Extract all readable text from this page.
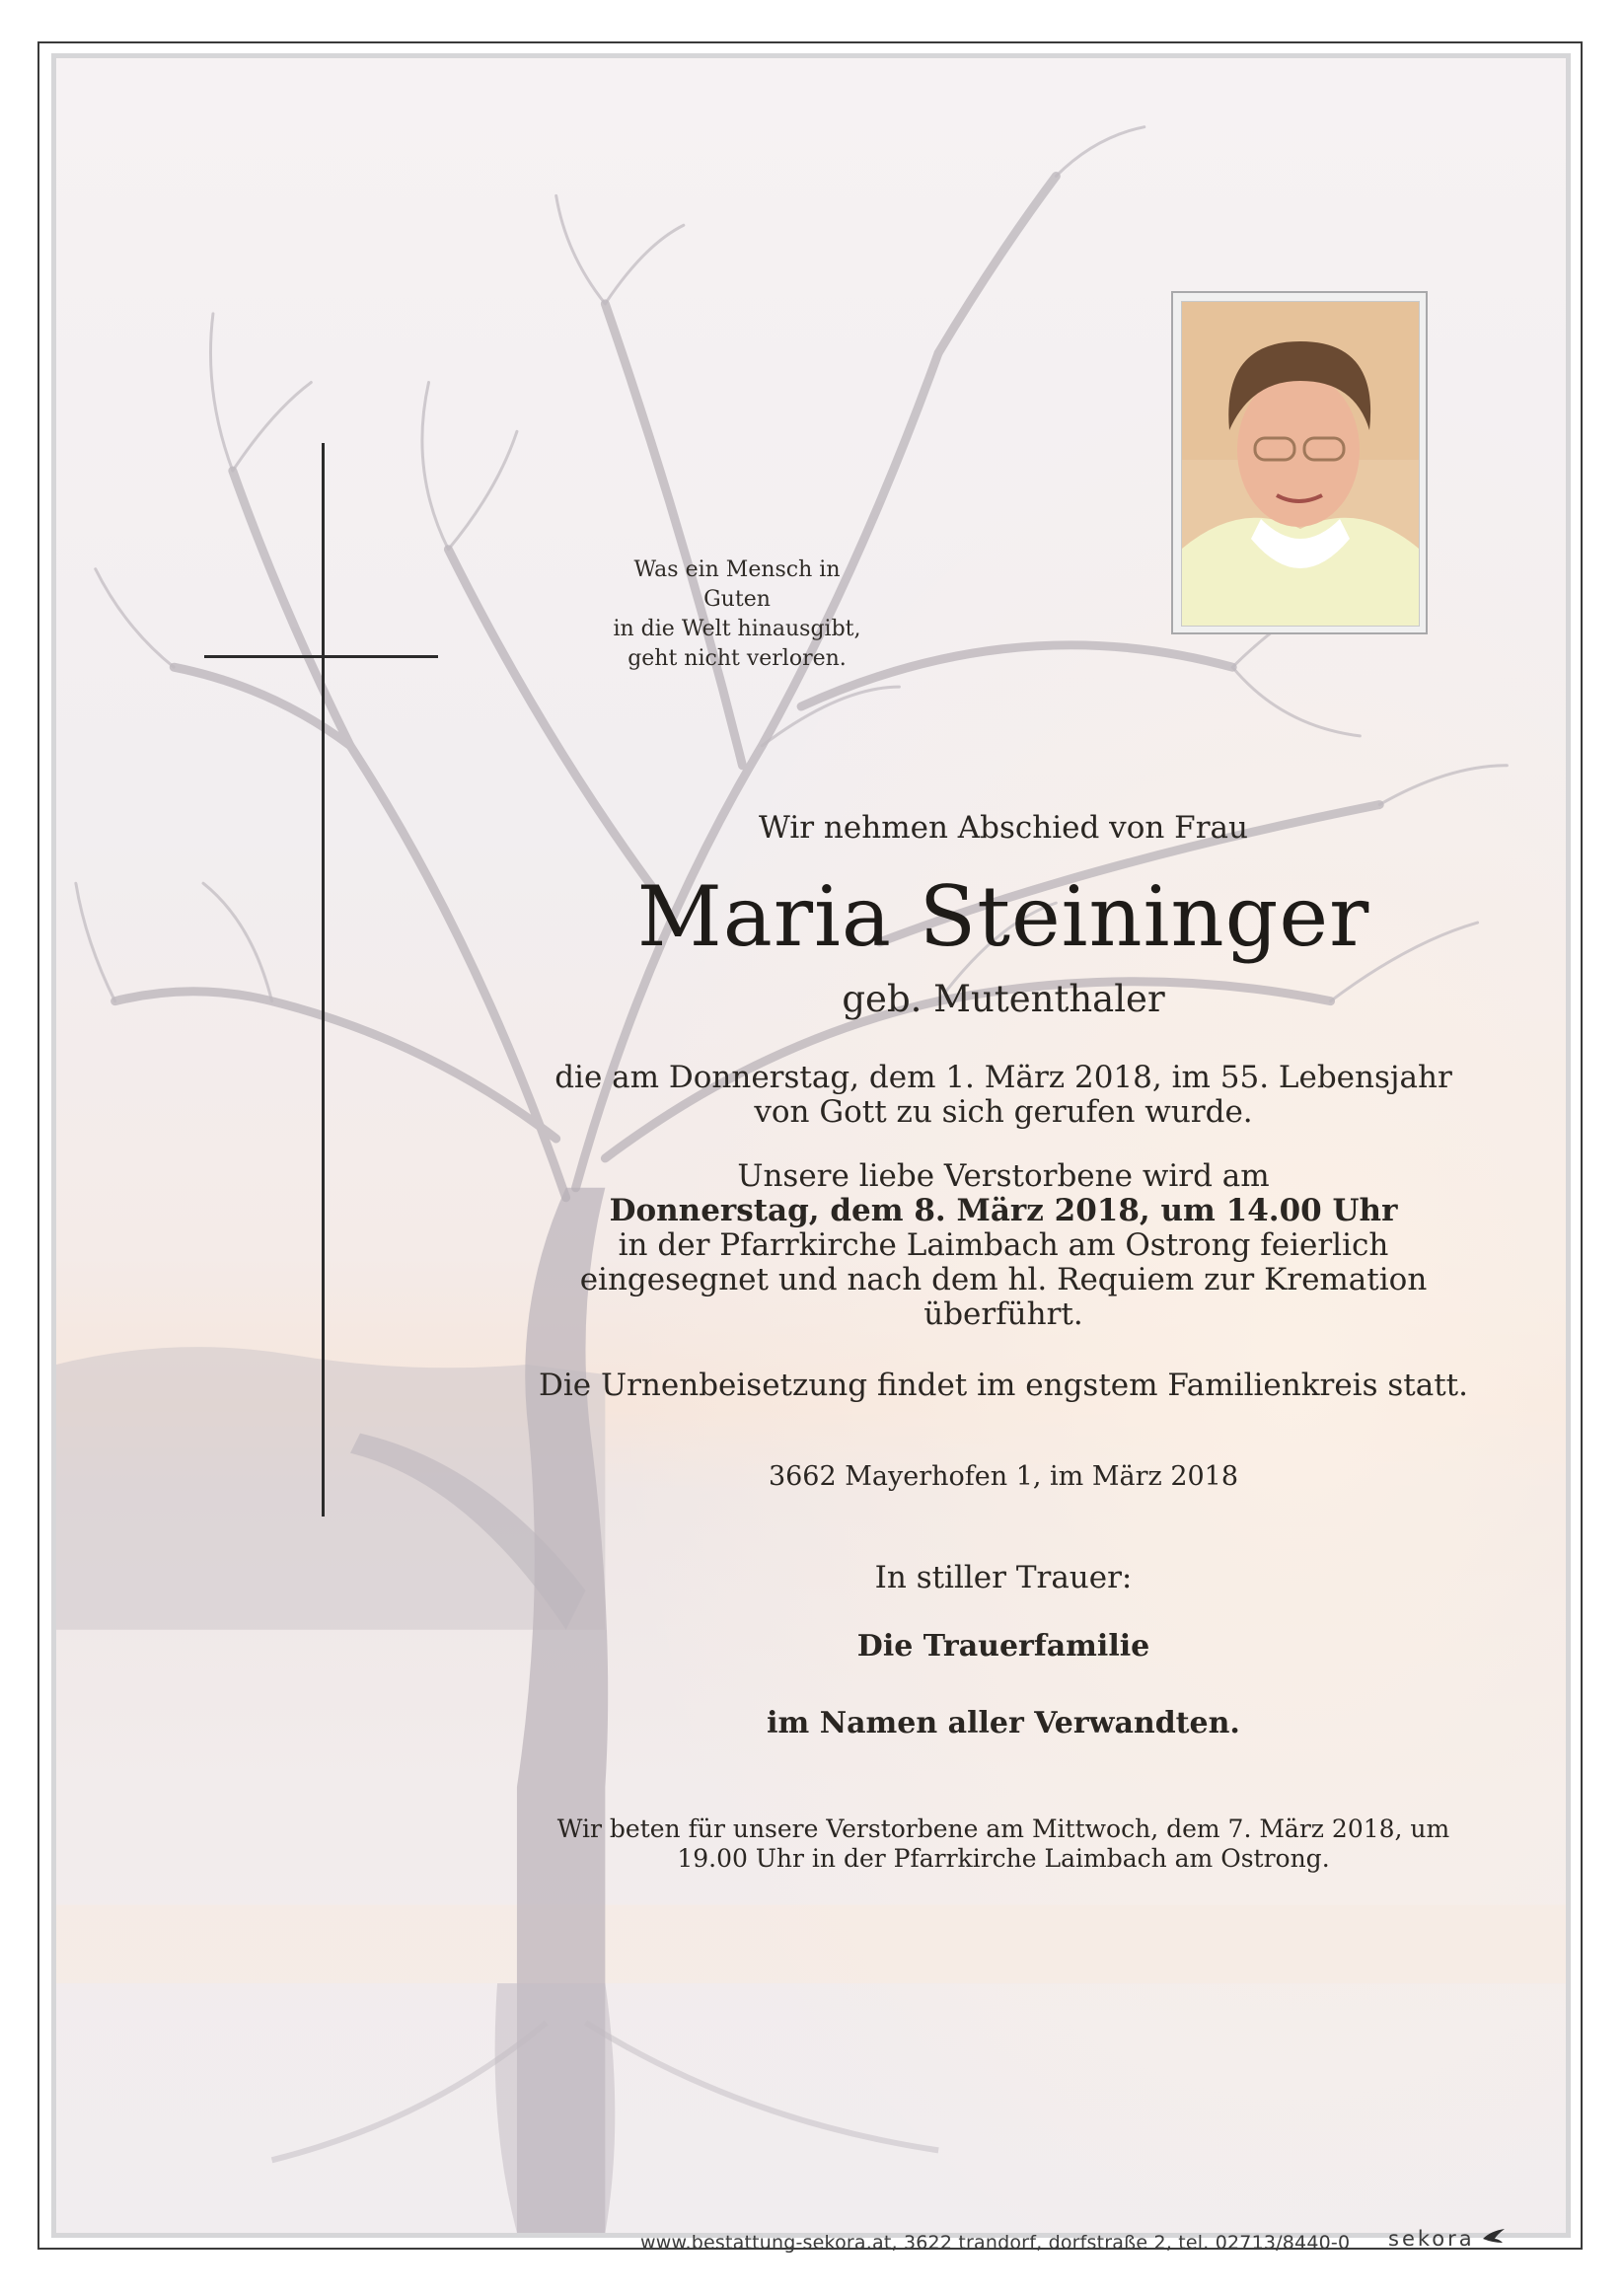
Was ein Mensch in Guten
in die Welt hinausgibt,
geht nicht verloren.
Wir nehmen Abschied von Frau
Maria Steininger
geb. Mutenthaler
die am Donnerstag, dem 1. März 2018, im 55. Lebensjahr
von Gott zu sich gerufen wurde.
Unsere liebe Verstorbene wird am
Donnerstag, dem 8. März 2018, um 14.00 Uhr
in der Pfarrkirche Laimbach am Ostrong feierlich
eingesegnet und nach dem hl. Requiem zur Kremation
überführt.
Die Urnenbeisetzung findet im engstem Familienkreis statt.
3662 Mayerhofen 1, im März 2018
In stiller Trauer:
Die Trauerfamilie
im Namen aller Verwandten.
Wir beten für unsere Verstorbene am Mittwoch, dem 7. März 2018, um
19.00 Uhr in der Pfarrkirche Laimbach am Ostrong.
www.bestattung-sekora.at, 3622 trandorf, dorfstraße 2, tel. 02713/8440-0 sekora
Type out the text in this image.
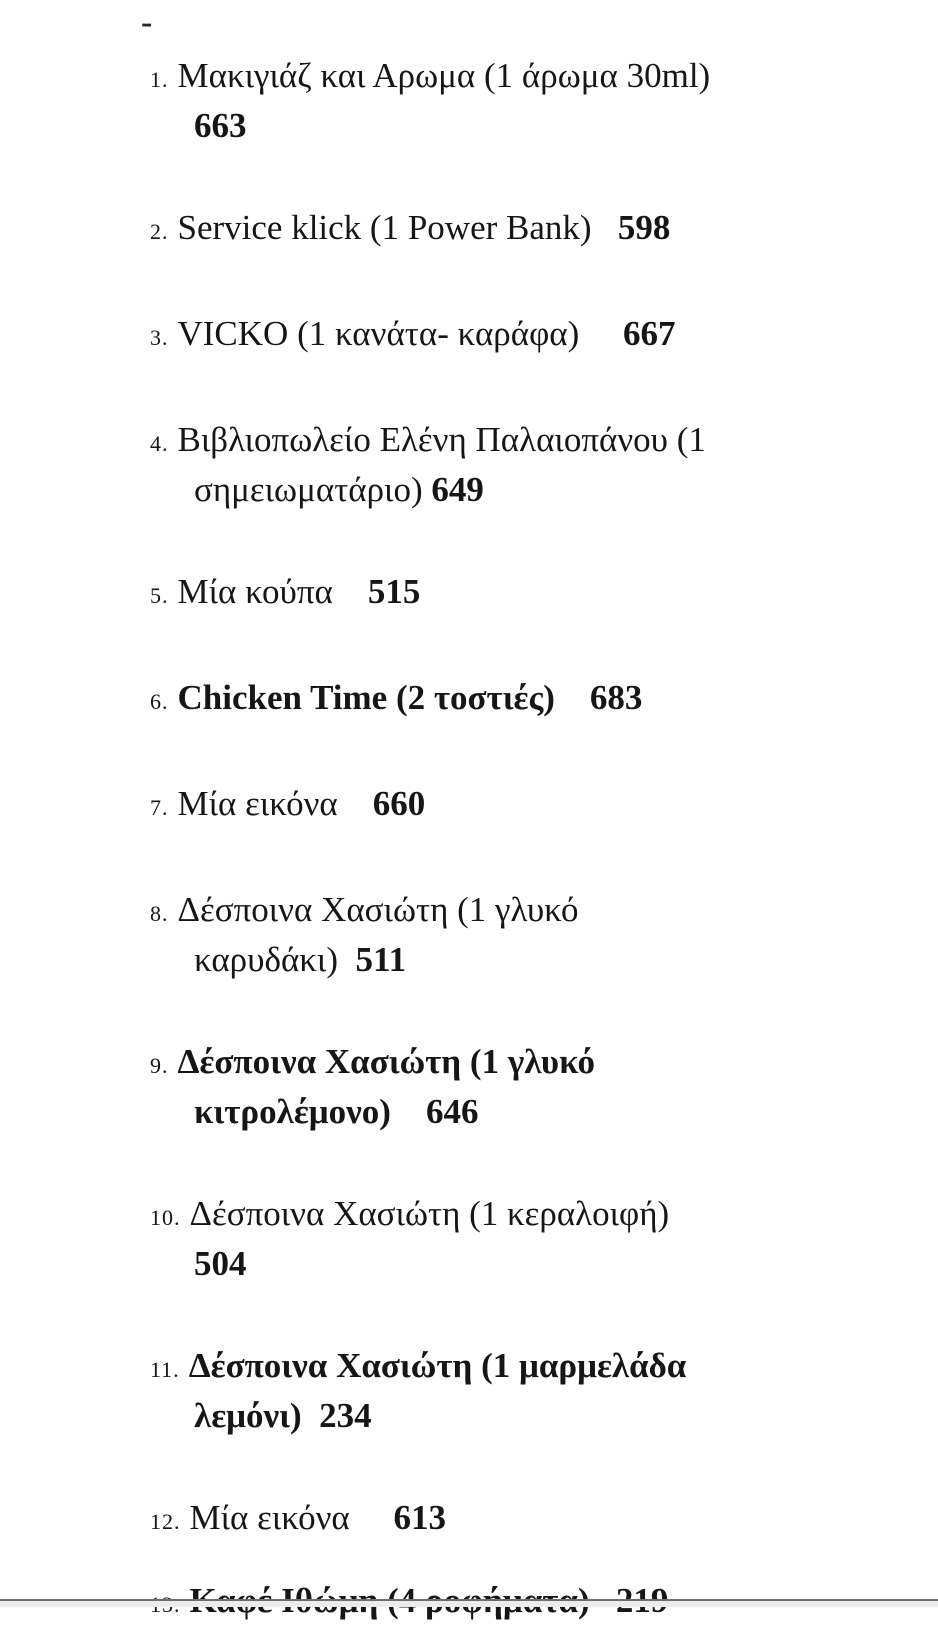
-
1. Μακιγιάζ και Αρωμα (1 άρωμα 30ml)
663
2. Service klick (1 Power Bank)   598
3. VICKO (1 κανάτα- καράφα)     667
4. Βιβλιοπωλείο Ελένη Παλαιοπάνου (1
σημειωματάριο) 649
5. Μία κούπα    515
6. Chicken Time (2 τοστιές)    683
7. Μία εικόνα    660
8. Δέσποινα Χασιώτη (1 γλυκό
καρυδάκι)  511
9. Δέσποινα Χασιώτη (1 γλυκό
κιτρολέμονο)    646
10. Δέσποινα Χασιώτη (1 κεραλοιφή)
504
11. Δέσποινα Χασιώτη (1 μαρμελάδα
λεμόνι)  234
12. Μία εικόνα     613
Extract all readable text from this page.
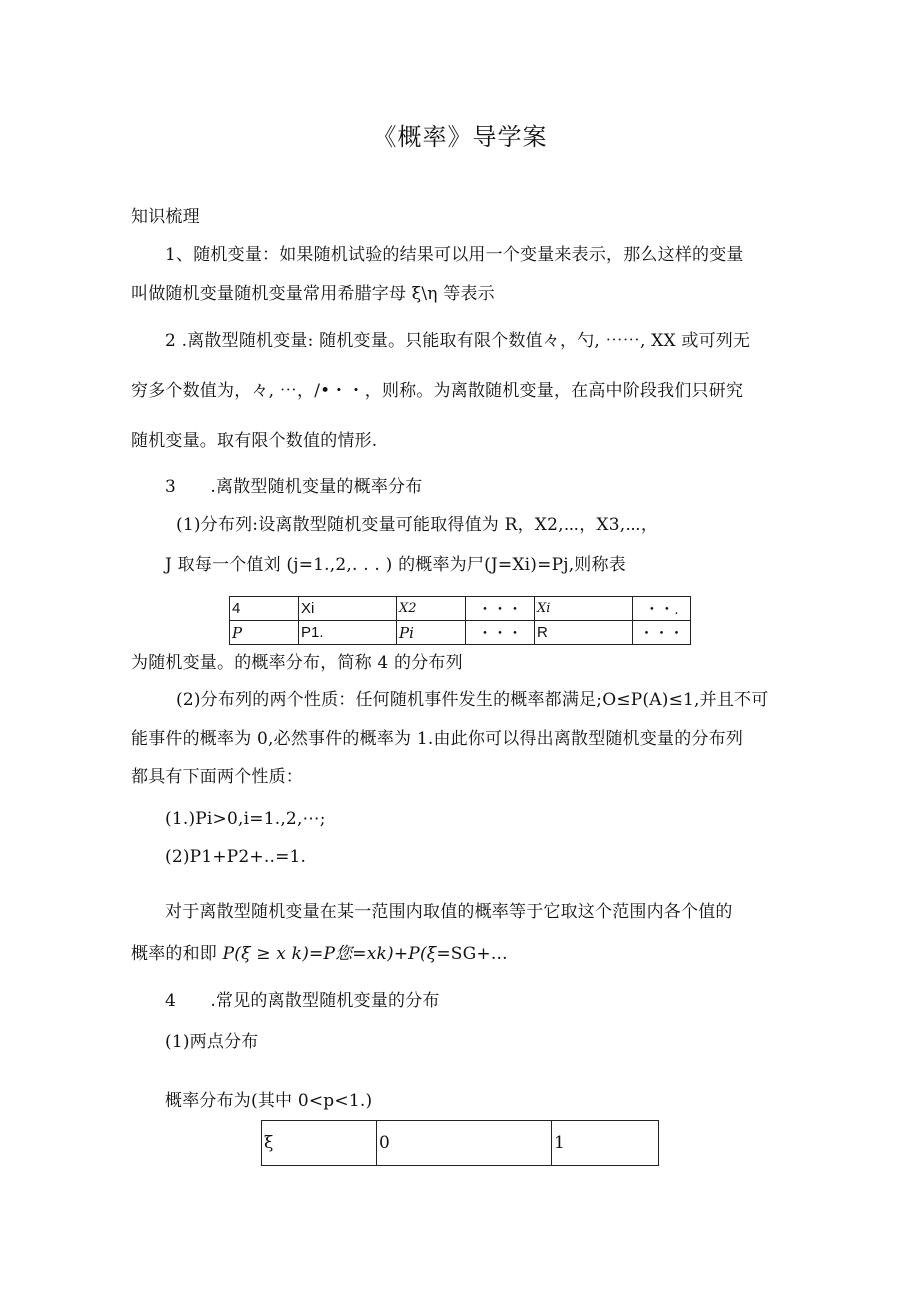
《概率》导学案
知识梳理
1、随机变量：如果随机试验的结果可以用一个变量来表示，那么这样的变量
叫做随机变量随机变量常用希腊字母 ξ\η 等表示
2 .离散型随机变量: 随机变量。只能取有限个数值々，勺, ⋯⋯, XX 或可列无
穷多个数值为，々, ⋯，/•・・，则称。为离散随机变量，在高中阶段我们只研究
随机变量。取有限个数值的情形.
3　　.离散型随机变量的概率分布
(1)分布列:设离散型随机变量可能取得值为 R，X2,⋯，X3,⋯，
J 取每一个值刘 (j=1.,2,. . . ) 的概率为尸(J=Xi)=Pj,则称表
4	Xi	X2	・・・	Xi	・・.
P	P1.	Pi	・・・	R	・・・
为随机变量。的概率分布，简称 4 的分布列
(2)分布列的两个性质：任何随机事件发生的概率都满足;O≤P(A)≤1,并且不可
能事件的概率为 0,必然事件的概率为 1.由此你可以得出离散型随机变量的分布列
都具有下面两个性质：
(1.)Pi>0,i=1.,2,⋯;
(2)P1+P2+..=1.
对于离散型随机变量在某一范围内取值的概率等于它取这个范围内各个值的
概率的和即 P(ξ ≥ x k)=P您=xk)+P(ξ=SG+...
4　　.常见的离散型随机变量的分布
(1)两点分布
概率分布为(其中 0<p<1.)
ξ	0	1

> **What the task requires**:
In the records above, find the line containing "Type out the text in this image.", then please restate it and each line after it word for word, pictures excluded.

> **Solution**:
Type out the text in this image.
-
1. Μακιγιάζ και Αρωμα (1 άρωμα 30ml)
663
2. Service klick (1 Power Bank)   598
3. VICKO (1 κανάτα- καράφα)     667
4. Βιβλιοπωλείο Ελένη Παλαιοπάνου (1
σημειωματάριο) 649
5. Μία κούπα    515
6. Chicken Time (2 τοστιές)    683
7. Μία εικόνα    660
8. Δέσποινα Χασιώτη (1 γλυκό
καρυδάκι)  511
9. Δέσποινα Χασιώτη (1 γλυκό
κιτρολέμονο)    646
10. Δέσποινα Χασιώτη (1 κεραλοιφή)
504
11. Δέσποινα Χασιώτη (1 μαρμελάδα
λεμόνι)  234
12. Μία εικόνα     613
Extract all readable text from this page.
《概率》导学案
知识梳理
1、随机变量：如果随机试验的结果可以用一个变量来表示，那么这样的变量
叫做随机变量随机变量常用希腊字母 ξ\η 等表示
2 .离散型随机变量: 随机变量。只能取有限个数值々，勺, ⋯⋯, XX 或可列无
穷多个数值为，々, ⋯，/•・・，则称。为离散随机变量，在高中阶段我们只研究
随机变量。取有限个数值的情形.
3　　.离散型随机变量的概率分布
(1)分布列:设离散型随机变量可能取得值为 R，X2,⋯，X3,⋯，
J 取每一个值刘 (j=1.,2,. . . ) 的概率为尸(J=Xi)=Pj,则称表
4	Xi	X2	・・・	Xi	・・.
P	P1.	Pi	・・・	R	・・・
为随机变量。的概率分布，简称 4 的分布列
(2)分布列的两个性质：任何随机事件发生的概率都满足;O≤P(A)≤1,并且不可
能事件的概率为 0,必然事件的概率为 1.由此你可以得出离散型随机变量的分布列
都具有下面两个性质：
(1.)Pi>0,i=1.,2,⋯;
(2)P1+P2+..=1.
对于离散型随机变量在某一范围内取值的概率等于它取这个范围内各个值的
概率的和即 P(ξ ≥ x k)=P您=xk)+P(ξ=SG+...
4　　.常见的离散型随机变量的分布
(1)两点分布
概率分布为(其中 0<p<1.)
ξ	0	1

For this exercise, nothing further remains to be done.